::: THE INPUT

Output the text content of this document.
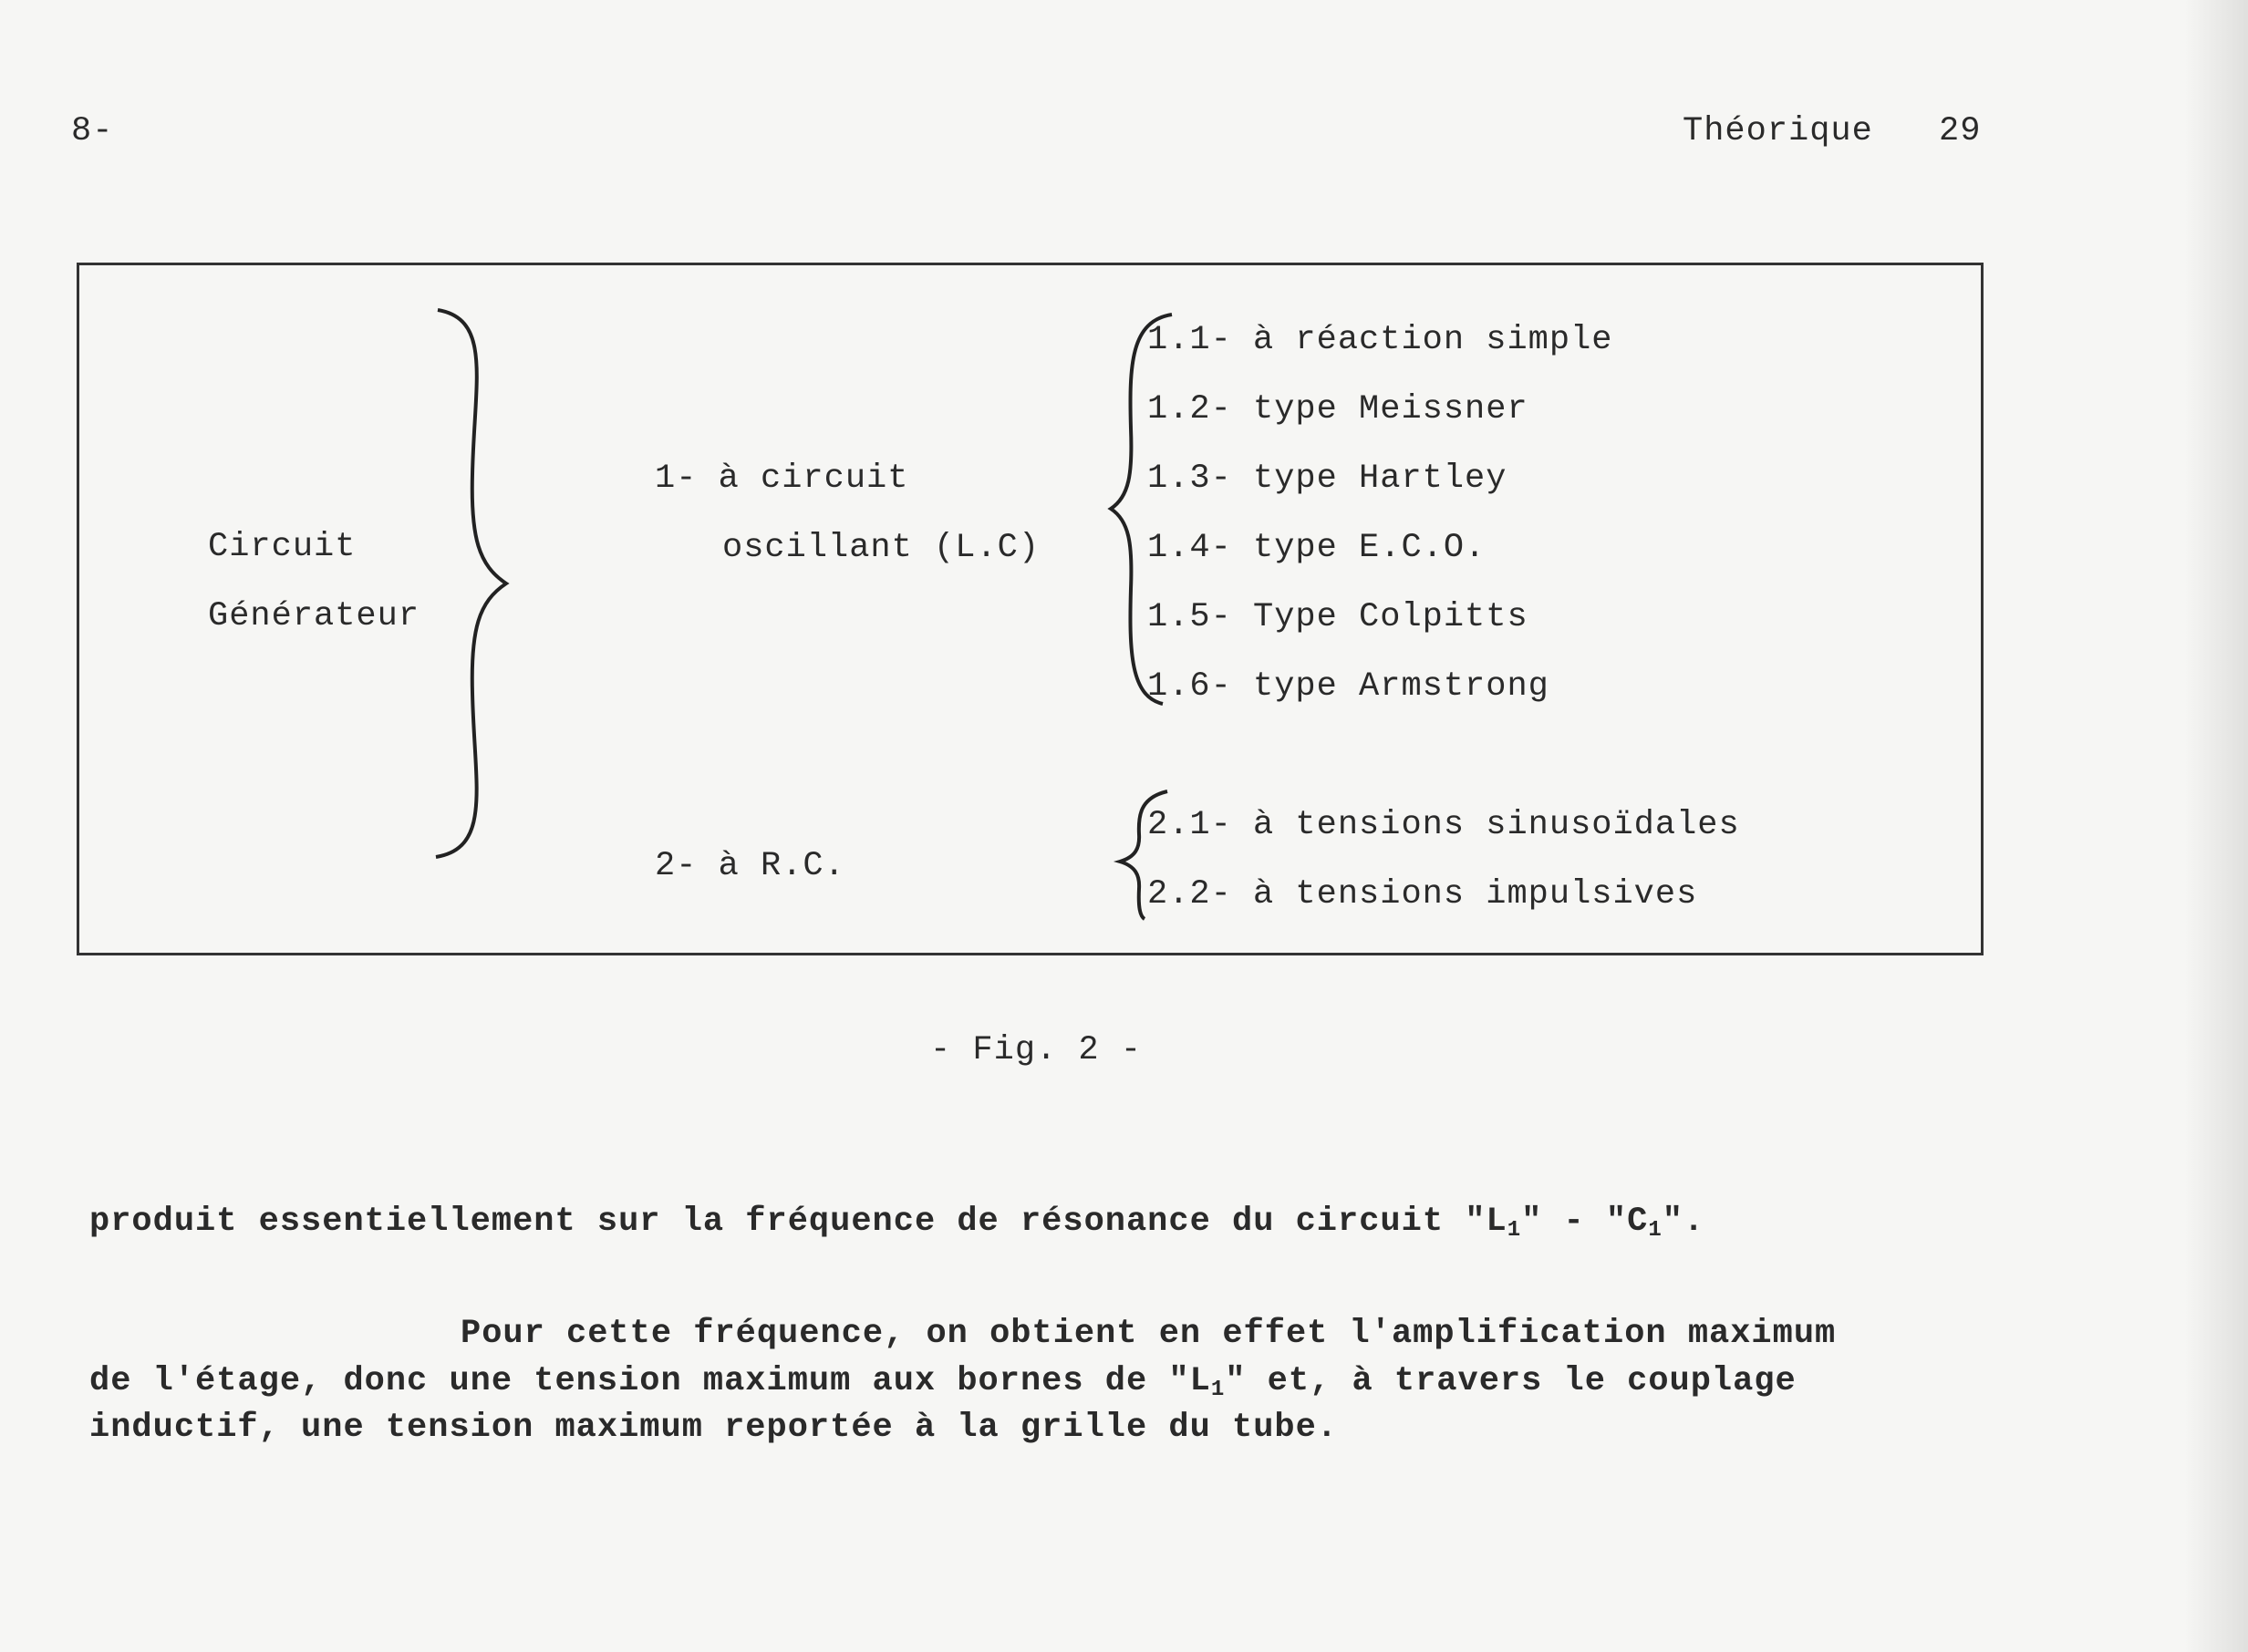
8-	Théorique 29
Circuit
Générateur
1- à circuit
oscillant (L.C)
1.1- à réaction simple
1.2- type Meissner
1.3- type Hartley
1.4- type E.C.O.
1.5- Type Colpitts
1.6- type Armstrong
2- à R.C.
2.1- à tensions sinusoïdales
2.2- à tensions impulsives
- Fig. 2 -
produit essentiellement sur la fréquence de résonance du circuit "$L_1$" - "$C_1$".
Pour cette fréquence, on obtient en effet l'amplification maximum
de l'étage, donc une tension maximum aux bornes de "$L_1$" et, à travers le couplage
inductif, une tension maximum reportée à la grille du tube.
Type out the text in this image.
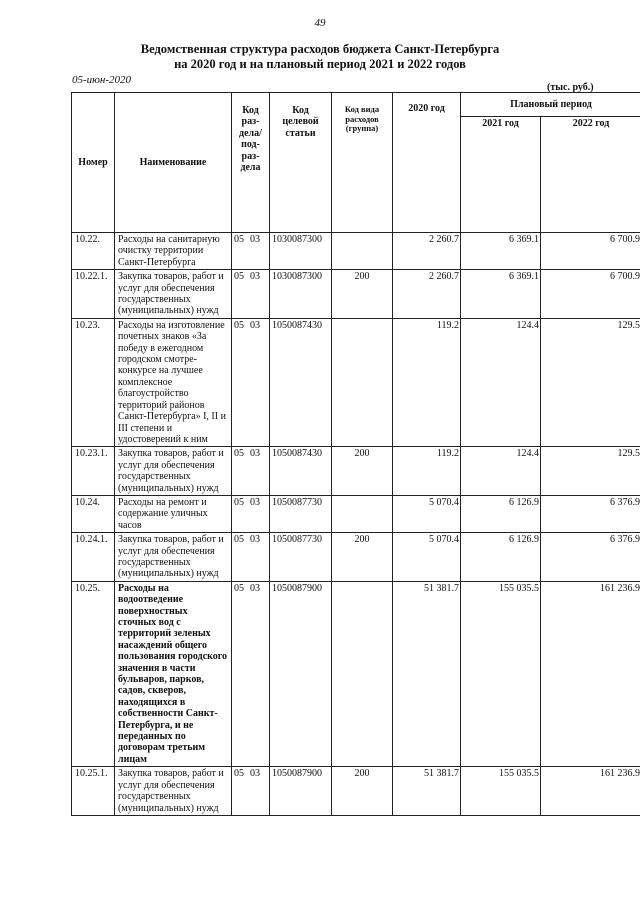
49
Ведомственная структура расходов бюджета Санкт-Петербурга
на 2020 год и на плановый период 2021 и 2022 годов
05-июн-2020
(тыс. руб.)
Номер	Наименование	Код раз-дела/ под-раз-дела	Код целевой статьи	Код вида расходов (группа)	2020 год	Плановый период	
						2021 год	2022 год
10.22.	Расходы на санитарную очистку территории Санкт-Петербурга	05 03	1030087300		2 260.7	6 369.1	6 700.9
10.22.1.	Закупка товаров, работ и услуг для обеспечения государственных (муниципальных) нужд	05 03	1030087300	200	2 260.7	6 369.1	6 700.9
10.23.	Расходы на изготовление почетных знаков «За победу в ежегодном городском смотре-конкурсе на лучшее комплексное благоустройство территорий районов Санкт-Петербурга» I, II и III степени и удостоверений к ним	05 03	1050087430		119.2	124.4	129.5
10.23.1.	Закупка товаров, работ и услуг для обеспечения государственных (муниципальных) нужд	05 03	1050087430	200	119.2	124.4	129.5
10.24.	Расходы на ремонт и содержание уличных часов	05 03	1050087730		5 070.4	6 126.9	6 376.9
10.24.1.	Закупка товаров, работ и услуг для обеспечения государственных (муниципальных) нужд	05 03	1050087730	200	5 070.4	6 126.9	6 376.9
10.25.	Расходы на водоотведение поверхностных сточных вод с территорий зеленых насаждений общего пользования городского значения в части бульваров, парков, садов, скверов, находящихся в собственности Санкт-Петербурга, и не переданных по договорам третьим лицам	05 03	1050087900		51 381.7	155 035.5	161 236.9
10.25.1.	Закупка товаров, работ и услуг для обеспечения государственных (муниципальных) нужд	05 03	1050087900	200	51 381.7	155 035.5	161 236.9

::::::

▸ **AIM OF THE TASK**
Copy out the records above in full, exactly as written, but not the pictures.

▸ **SOLVED PROBLEM**
Output the text content of this document.
8-	Théorique 29
Circuit
Générateur
1- à circuit
oscillant (L.C)
1.1- à réaction simple
1.2- type Meissner
1.3- type Hartley
1.4- type E.C.O.
1.5- Type Colpitts
1.6- type Armstrong
2- à R.C.
2.1- à tensions sinusoïdales
2.2- à tensions impulsives
- Fig. 2 -
produit essentiellement sur la fréquence de résonance du circuit "$L_1$" - "$C_1$".
Pour cette fréquence, on obtient en effet l'amplification maximum
de l'étage, donc une tension maximum aux bornes de "$L_1$" et, à travers le couplage
inductif, une tension maximum reportée à la grille du tube.
Type out the text in this image.
49
Ведомственная структура расходов бюджета Санкт-Петербурга
на 2020 год и на плановый период 2021 и 2022 годов
05-июн-2020
(тыс. руб.)
Номер	Наименование	Код раз-дела/ под-раз-дела	Код целевой статьи	Код вида расходов (группа)	2020 год	Плановый период	
						2021 год	2022 год
10.22.	Расходы на санитарную очистку территории Санкт-Петербурга	05 03	1030087300		2 260.7	6 369.1	6 700.9
10.22.1.	Закупка товаров, работ и услуг для обеспечения государственных (муниципальных) нужд	05 03	1030087300	200	2 260.7	6 369.1	6 700.9
10.23.	Расходы на изготовление почетных знаков «За победу в ежегодном городском смотре-конкурсе на лучшее комплексное благоустройство территорий районов Санкт-Петербурга» I, II и III степени и удостоверений к ним	05 03	1050087430		119.2	124.4	129.5
10.23.1.	Закупка товаров, работ и услуг для обеспечения государственных (муниципальных) нужд	05 03	1050087430	200	119.2	124.4	129.5
10.24.	Расходы на ремонт и содержание уличных часов	05 03	1050087730		5 070.4	6 126.9	6 376.9
10.24.1.	Закупка товаров, работ и услуг для обеспечения государственных (муниципальных) нужд	05 03	1050087730	200	5 070.4	6 126.9	6 376.9
10.25.	Расходы на водоотведение поверхностных сточных вод с территорий зеленых насаждений общего пользования городского значения в части бульваров, парков, садов, скверов, находящихся в собственности Санкт-Петербурга, и не переданных по договорам третьим лицам	05 03	1050087900		51 381.7	155 035.5	161 236.9
10.25.1.	Закупка товаров, работ и услуг для обеспечения государственных (муниципальных) нужд	05 03	1050087900	200	51 381.7	155 035.5	161 236.9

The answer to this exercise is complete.